* TO DO *
Repeat the material below exactly, line for line.

Data items:
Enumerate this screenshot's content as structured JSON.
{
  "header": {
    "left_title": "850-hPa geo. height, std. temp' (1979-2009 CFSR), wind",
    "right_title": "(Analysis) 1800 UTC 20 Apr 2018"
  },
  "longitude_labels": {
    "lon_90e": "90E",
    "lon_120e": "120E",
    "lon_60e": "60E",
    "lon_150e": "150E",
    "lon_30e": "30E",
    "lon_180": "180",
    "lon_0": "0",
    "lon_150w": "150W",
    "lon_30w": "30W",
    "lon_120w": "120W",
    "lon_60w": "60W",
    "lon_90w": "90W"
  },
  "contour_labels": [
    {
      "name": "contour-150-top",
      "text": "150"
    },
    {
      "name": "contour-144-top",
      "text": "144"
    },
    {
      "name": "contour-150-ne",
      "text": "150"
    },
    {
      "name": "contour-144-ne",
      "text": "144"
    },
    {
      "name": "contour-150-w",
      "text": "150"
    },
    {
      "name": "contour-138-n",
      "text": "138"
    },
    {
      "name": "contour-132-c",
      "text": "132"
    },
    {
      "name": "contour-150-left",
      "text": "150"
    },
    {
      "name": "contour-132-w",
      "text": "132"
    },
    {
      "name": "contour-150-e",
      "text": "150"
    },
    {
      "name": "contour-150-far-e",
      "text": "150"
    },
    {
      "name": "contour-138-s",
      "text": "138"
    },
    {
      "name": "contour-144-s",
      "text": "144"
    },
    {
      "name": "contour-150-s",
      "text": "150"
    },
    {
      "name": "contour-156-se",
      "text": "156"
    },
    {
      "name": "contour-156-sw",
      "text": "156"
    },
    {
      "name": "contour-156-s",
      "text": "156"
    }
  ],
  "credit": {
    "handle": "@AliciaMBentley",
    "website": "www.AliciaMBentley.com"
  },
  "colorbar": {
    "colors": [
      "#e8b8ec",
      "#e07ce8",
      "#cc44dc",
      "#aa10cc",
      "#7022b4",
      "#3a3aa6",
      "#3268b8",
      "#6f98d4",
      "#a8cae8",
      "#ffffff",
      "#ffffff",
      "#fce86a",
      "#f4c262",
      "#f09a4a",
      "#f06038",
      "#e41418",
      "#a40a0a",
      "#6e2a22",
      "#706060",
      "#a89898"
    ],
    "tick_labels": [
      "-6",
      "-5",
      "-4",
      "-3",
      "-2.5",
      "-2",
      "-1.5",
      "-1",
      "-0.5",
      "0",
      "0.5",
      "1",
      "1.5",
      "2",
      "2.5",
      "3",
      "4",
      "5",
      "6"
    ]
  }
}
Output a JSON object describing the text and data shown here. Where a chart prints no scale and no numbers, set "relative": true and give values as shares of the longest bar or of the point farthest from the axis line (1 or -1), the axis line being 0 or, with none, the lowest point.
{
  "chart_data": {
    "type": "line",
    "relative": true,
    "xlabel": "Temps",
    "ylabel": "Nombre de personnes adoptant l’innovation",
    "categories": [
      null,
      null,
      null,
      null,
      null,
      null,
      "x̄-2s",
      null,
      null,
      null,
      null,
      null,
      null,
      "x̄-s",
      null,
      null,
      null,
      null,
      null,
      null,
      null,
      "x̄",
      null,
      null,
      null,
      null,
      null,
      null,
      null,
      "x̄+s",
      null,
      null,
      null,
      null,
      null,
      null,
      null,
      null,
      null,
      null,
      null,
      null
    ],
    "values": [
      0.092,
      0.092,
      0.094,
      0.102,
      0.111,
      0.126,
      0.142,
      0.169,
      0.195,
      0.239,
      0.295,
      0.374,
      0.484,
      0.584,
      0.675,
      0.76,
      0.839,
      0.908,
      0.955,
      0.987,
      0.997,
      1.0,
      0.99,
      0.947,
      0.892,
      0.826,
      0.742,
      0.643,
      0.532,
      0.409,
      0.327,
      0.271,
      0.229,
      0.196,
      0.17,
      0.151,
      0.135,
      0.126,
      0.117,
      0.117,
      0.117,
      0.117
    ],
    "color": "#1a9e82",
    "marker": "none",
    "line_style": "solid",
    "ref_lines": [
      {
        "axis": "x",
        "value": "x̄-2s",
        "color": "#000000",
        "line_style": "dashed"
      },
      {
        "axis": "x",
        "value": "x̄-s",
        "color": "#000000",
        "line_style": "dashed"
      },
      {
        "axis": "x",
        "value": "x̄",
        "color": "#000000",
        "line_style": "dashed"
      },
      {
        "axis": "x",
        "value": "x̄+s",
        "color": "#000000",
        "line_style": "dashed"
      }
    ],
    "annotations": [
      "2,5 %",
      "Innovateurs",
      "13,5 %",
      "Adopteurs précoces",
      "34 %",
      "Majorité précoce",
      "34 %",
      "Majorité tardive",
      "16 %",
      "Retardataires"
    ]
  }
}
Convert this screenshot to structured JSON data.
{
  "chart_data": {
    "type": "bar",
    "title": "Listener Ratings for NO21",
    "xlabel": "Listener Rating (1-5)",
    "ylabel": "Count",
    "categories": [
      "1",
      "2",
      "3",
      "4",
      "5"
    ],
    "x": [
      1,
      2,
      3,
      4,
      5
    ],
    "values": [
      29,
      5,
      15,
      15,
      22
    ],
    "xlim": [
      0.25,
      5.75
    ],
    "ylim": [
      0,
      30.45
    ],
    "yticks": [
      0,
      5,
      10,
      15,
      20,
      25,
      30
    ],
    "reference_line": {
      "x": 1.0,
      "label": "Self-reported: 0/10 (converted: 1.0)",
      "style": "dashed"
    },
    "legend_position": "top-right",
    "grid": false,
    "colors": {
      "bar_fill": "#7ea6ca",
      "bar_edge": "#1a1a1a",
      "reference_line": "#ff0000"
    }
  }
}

* COMPLETED EXERCISE *
Enumerate this screenshot's content as structured JSON.
{
  "header": {
    "left_title": "850-hPa geo. height, std. temp' (1979-2009 CFSR), wind",
    "right_title": "(Analysis) 1800 UTC 20 Apr 2018"
  },
  "longitude_labels": {
    "lon_90e": "90E",
    "lon_120e": "120E",
    "lon_60e": "60E",
    "lon_150e": "150E",
    "lon_30e": "30E",
    "lon_180": "180",
    "lon_0": "0",
    "lon_150w": "150W",
    "lon_30w": "30W",
    "lon_120w": "120W",
    "lon_60w": "60W",
    "lon_90w": "90W"
  },
  "contour_labels": [
    {
      "name": "contour-150-top",
      "text": "150"
    },
    {
      "name": "contour-144-top",
      "text": "144"
    },
    {
      "name": "contour-150-ne",
      "text": "150"
    },
    {
      "name": "contour-144-ne",
      "text": "144"
    },
    {
      "name": "contour-150-w",
      "text": "150"
    },
    {
      "name": "contour-138-n",
      "text": "138"
    },
    {
      "name": "contour-132-c",
      "text": "132"
    },
    {
      "name": "contour-150-left",
      "text": "150"
    },
    {
      "name": "contour-132-w",
      "text": "132"
    },
    {
      "name": "contour-150-e",
      "text": "150"
    },
    {
      "name": "contour-150-far-e",
      "text": "150"
    },
    {
      "name": "contour-138-s",
      "text": "138"
    },
    {
      "name": "contour-144-s",
      "text": "144"
    },
    {
      "name": "contour-150-s",
      "text": "150"
    },
    {
      "name": "contour-156-se",
      "text": "156"
    },
    {
      "name": "contour-156-sw",
      "text": "156"
    },
    {
      "name": "contour-156-s",
      "text": "156"
    }
  ],
  "credit": {
    "handle": "@AliciaMBentley",
    "website": "www.AliciaMBentley.com"
  },
  "colorbar": {
    "colors": [
      "#e8b8ec",
      "#e07ce8",
      "#cc44dc",
      "#aa10cc",
      "#7022b4",
      "#3a3aa6",
      "#3268b8",
      "#6f98d4",
      "#a8cae8",
      "#ffffff",
      "#ffffff",
      "#fce86a",
      "#f4c262",
      "#f09a4a",
      "#f06038",
      "#e41418",
      "#a40a0a",
      "#6e2a22",
      "#706060",
      "#a89898"
    ],
    "tick_labels": [
      "-6",
      "-5",
      "-4",
      "-3",
      "-2.5",
      "-2",
      "-1.5",
      "-1",
      "-0.5",
      "0",
      "0.5",
      "1",
      "1.5",
      "2",
      "2.5",
      "3",
      "4",
      "5",
      "6"
    ]
  }
}
Output a JSON object describing the text and data shown here. Where a chart prints no scale and no numbers, set "relative": true and give values as shares of the longest bar or of the point farthest from the axis line (1 or -1), the axis line being 0 or, with none, the lowest point.
{
  "chart_data": {
    "type": "line",
    "relative": true,
    "xlabel": "Temps",
    "ylabel": "Nombre de personnes adoptant l’innovation",
    "categories": [
      null,
      null,
      null,
      null,
      null,
      null,
      "x̄-2s",
      null,
      null,
      null,
      null,
      null,
      null,
      "x̄-s",
      null,
      null,
      null,
      null,
      null,
      null,
      null,
      "x̄",
      null,
      null,
      null,
      null,
      null,
      null,
      null,
      "x̄+s",
      null,
      null,
      null,
      null,
      null,
      null,
      null,
      null,
      null,
      null,
      null,
      null
    ],
    "values": [
      0.092,
      0.092,
      0.094,
      0.102,
      0.111,
      0.126,
      0.142,
      0.169,
      0.195,
      0.239,
      0.295,
      0.374,
      0.484,
      0.584,
      0.675,
      0.76,
      0.839,
      0.908,
      0.955,
      0.987,
      0.997,
      1.0,
      0.99,
      0.947,
      0.892,
      0.826,
      0.742,
      0.643,
      0.532,
      0.409,
      0.327,
      0.271,
      0.229,
      0.196,
      0.17,
      0.151,
      0.135,
      0.126,
      0.117,
      0.117,
      0.117,
      0.117
    ],
    "color": "#1a9e82",
    "marker": "none",
    "line_style": "solid",
    "ref_lines": [
      {
        "axis": "x",
        "value": "x̄-2s",
        "color": "#000000",
        "line_style": "dashed"
      },
      {
        "axis": "x",
        "value": "x̄-s",
        "color": "#000000",
        "line_style": "dashed"
      },
      {
        "axis": "x",
        "value": "x̄",
        "color": "#000000",
        "line_style": "dashed"
      },
      {
        "axis": "x",
        "value": "x̄+s",
        "color": "#000000",
        "line_style": "dashed"
      }
    ],
    "annotations": [
      "2,5 %",
      "Innovateurs",
      "13,5 %",
      "Adopteurs précoces",
      "34 %",
      "Majorité précoce",
      "34 %",
      "Majorité tardive",
      "16 %",
      "Retardataires"
    ]
  }
}
Convert this screenshot to structured JSON data.
{
  "chart_data": {
    "type": "bar",
    "title": "Listener Ratings for NO21",
    "xlabel": "Listener Rating (1-5)",
    "ylabel": "Count",
    "categories": [
      "1",
      "2",
      "3",
      "4",
      "5"
    ],
    "x": [
      1,
      2,
      3,
      4,
      5
    ],
    "values": [
      29,
      5,
      15,
      15,
      22
    ],
    "xlim": [
      0.25,
      5.75
    ],
    "ylim": [
      0,
      30.45
    ],
    "yticks": [
      0,
      5,
      10,
      15,
      20,
      25,
      30
    ],
    "reference_line": {
      "x": 1.0,
      "label": "Self-reported: 0/10 (converted: 1.0)",
      "style": "dashed"
    },
    "legend_position": "top-right",
    "grid": false,
    "colors": {
      "bar_fill": "#7ea6ca",
      "bar_edge": "#1a1a1a",
      "reference_line": "#ff0000"
    }
  }
}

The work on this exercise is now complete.